Your task: Using the listing below, copy every line that mentions "Tercera".

Records from a data collection
···
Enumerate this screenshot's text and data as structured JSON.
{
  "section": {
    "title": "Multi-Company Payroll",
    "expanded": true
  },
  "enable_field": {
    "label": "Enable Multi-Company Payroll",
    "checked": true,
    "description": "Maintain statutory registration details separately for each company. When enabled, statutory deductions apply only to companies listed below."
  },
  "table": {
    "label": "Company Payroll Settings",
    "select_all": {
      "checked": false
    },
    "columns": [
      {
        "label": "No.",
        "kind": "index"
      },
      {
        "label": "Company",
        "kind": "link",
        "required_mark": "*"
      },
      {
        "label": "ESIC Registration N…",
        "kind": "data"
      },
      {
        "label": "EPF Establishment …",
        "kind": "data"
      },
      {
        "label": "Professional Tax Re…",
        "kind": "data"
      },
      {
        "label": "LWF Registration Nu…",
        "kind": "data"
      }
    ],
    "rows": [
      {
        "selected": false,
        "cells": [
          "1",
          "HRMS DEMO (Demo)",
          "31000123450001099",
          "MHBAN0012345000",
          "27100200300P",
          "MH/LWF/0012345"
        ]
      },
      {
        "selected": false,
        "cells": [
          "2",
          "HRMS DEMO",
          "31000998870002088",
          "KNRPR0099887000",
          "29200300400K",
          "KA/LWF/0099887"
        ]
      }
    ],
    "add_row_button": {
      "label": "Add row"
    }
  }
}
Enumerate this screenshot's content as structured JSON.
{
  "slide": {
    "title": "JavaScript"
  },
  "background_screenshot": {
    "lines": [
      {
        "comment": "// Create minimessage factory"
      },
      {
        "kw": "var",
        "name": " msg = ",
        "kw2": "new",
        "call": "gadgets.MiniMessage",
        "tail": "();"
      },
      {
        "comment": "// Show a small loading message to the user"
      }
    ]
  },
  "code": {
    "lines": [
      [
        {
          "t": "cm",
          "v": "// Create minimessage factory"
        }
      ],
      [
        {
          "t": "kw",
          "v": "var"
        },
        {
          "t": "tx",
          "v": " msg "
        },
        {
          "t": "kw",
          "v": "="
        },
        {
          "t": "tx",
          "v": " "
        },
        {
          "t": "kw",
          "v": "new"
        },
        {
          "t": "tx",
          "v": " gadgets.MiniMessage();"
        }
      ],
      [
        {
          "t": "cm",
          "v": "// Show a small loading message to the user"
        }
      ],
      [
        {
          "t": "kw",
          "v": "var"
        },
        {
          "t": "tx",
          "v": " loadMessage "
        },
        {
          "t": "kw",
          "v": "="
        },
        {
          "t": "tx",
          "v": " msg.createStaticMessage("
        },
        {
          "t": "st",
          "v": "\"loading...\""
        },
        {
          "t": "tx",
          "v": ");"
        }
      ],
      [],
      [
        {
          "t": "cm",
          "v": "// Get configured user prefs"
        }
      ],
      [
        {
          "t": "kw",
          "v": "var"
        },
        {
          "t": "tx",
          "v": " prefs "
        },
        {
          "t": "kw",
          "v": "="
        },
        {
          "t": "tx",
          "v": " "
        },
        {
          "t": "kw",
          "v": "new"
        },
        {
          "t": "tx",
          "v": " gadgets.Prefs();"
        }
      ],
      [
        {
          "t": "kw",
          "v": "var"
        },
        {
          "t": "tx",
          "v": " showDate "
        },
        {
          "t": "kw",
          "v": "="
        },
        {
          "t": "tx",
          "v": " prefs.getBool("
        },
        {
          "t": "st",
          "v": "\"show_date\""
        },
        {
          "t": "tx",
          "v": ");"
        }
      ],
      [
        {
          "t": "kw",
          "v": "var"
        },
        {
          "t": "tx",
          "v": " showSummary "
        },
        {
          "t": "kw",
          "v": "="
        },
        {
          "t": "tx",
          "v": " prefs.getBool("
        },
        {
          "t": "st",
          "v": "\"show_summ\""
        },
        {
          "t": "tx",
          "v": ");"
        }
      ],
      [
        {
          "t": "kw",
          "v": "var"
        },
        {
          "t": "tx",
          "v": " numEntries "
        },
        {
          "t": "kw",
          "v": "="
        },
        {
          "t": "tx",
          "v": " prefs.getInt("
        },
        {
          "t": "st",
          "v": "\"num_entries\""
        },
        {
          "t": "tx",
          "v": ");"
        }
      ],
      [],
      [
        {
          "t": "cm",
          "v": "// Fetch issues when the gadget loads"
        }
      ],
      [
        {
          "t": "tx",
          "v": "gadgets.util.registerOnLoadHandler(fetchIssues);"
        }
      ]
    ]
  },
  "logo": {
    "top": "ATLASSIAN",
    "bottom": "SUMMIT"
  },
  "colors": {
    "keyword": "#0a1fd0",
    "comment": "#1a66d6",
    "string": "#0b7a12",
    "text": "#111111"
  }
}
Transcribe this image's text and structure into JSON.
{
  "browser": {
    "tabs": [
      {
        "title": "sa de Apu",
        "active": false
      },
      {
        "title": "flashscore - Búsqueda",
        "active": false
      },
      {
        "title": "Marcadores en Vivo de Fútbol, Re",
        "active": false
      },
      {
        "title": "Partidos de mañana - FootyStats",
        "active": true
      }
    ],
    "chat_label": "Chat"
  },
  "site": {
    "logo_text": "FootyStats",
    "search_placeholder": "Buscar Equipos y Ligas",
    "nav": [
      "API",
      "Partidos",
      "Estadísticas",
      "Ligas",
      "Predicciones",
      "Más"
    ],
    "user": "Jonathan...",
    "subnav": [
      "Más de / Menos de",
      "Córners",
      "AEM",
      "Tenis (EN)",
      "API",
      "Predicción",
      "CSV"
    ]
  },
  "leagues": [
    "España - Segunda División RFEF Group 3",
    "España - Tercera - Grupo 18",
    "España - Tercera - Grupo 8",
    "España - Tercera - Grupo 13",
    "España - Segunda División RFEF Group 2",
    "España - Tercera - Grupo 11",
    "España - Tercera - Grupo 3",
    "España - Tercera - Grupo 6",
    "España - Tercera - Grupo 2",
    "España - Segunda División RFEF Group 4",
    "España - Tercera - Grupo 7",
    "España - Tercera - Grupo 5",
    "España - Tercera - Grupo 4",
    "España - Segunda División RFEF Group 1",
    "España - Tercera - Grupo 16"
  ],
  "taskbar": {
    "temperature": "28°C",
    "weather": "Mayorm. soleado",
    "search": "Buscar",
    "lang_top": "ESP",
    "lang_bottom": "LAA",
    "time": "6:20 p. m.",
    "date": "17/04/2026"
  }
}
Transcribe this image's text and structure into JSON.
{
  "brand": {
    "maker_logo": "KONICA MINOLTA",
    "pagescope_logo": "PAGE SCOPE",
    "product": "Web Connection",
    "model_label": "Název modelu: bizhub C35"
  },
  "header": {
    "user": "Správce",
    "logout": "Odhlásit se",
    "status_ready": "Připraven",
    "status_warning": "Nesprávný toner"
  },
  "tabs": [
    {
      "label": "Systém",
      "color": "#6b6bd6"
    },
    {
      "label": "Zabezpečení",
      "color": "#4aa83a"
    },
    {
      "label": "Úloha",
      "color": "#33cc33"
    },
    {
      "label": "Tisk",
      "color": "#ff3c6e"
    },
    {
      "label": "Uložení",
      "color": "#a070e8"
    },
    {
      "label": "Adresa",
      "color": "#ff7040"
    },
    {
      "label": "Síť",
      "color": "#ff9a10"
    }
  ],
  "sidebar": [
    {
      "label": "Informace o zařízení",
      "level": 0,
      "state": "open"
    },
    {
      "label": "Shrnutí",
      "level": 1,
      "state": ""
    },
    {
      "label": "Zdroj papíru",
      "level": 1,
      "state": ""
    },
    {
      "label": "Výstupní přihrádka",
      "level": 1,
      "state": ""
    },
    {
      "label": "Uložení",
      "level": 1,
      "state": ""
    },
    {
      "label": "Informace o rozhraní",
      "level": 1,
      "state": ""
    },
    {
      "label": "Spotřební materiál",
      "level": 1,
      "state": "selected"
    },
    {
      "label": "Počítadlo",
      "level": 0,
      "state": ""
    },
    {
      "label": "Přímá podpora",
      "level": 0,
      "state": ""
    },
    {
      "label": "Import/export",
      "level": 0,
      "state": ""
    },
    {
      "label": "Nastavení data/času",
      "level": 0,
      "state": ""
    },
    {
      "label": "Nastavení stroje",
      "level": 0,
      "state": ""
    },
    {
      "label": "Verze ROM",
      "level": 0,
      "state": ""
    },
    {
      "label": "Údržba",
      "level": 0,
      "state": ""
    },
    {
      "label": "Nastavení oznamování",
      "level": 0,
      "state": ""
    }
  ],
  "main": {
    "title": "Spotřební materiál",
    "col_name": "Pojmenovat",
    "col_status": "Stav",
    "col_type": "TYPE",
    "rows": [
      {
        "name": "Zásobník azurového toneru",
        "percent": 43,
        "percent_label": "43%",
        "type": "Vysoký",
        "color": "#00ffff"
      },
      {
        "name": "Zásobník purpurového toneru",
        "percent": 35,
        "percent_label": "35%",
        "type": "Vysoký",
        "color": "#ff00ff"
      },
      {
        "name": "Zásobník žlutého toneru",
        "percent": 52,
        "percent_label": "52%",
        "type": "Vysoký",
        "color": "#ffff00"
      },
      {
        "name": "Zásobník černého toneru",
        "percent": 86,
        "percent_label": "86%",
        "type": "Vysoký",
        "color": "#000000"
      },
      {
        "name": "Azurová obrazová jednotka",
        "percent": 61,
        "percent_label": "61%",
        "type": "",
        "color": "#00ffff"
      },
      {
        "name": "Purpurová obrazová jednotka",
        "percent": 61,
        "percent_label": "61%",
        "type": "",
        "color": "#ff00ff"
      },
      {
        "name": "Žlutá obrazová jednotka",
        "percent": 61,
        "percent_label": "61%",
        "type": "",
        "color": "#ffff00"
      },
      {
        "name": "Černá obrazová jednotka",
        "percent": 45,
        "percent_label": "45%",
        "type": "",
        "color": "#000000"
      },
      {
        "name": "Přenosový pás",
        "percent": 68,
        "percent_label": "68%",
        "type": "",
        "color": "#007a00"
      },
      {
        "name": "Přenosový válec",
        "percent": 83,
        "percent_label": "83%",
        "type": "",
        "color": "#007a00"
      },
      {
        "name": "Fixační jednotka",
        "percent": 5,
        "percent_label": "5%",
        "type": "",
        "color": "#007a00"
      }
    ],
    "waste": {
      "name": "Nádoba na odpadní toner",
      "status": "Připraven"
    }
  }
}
···
Result of the task:
    "España - Tercera - Grupo 18",
    "España - Tercera - Grupo 8",
    "España - Tercera - Grupo 13",
    "España - Tercera - Grupo 11",
    "España - Tercera - Grupo 3",
    "España - Tercera - Grupo 6",
    "España - Tercera - Grupo 2",
    "España - Tercera - Grupo 7",
    "España - Tercera - Grupo 5",
    "España - Tercera - Grupo 4",
    "España - Tercera - Grupo 16"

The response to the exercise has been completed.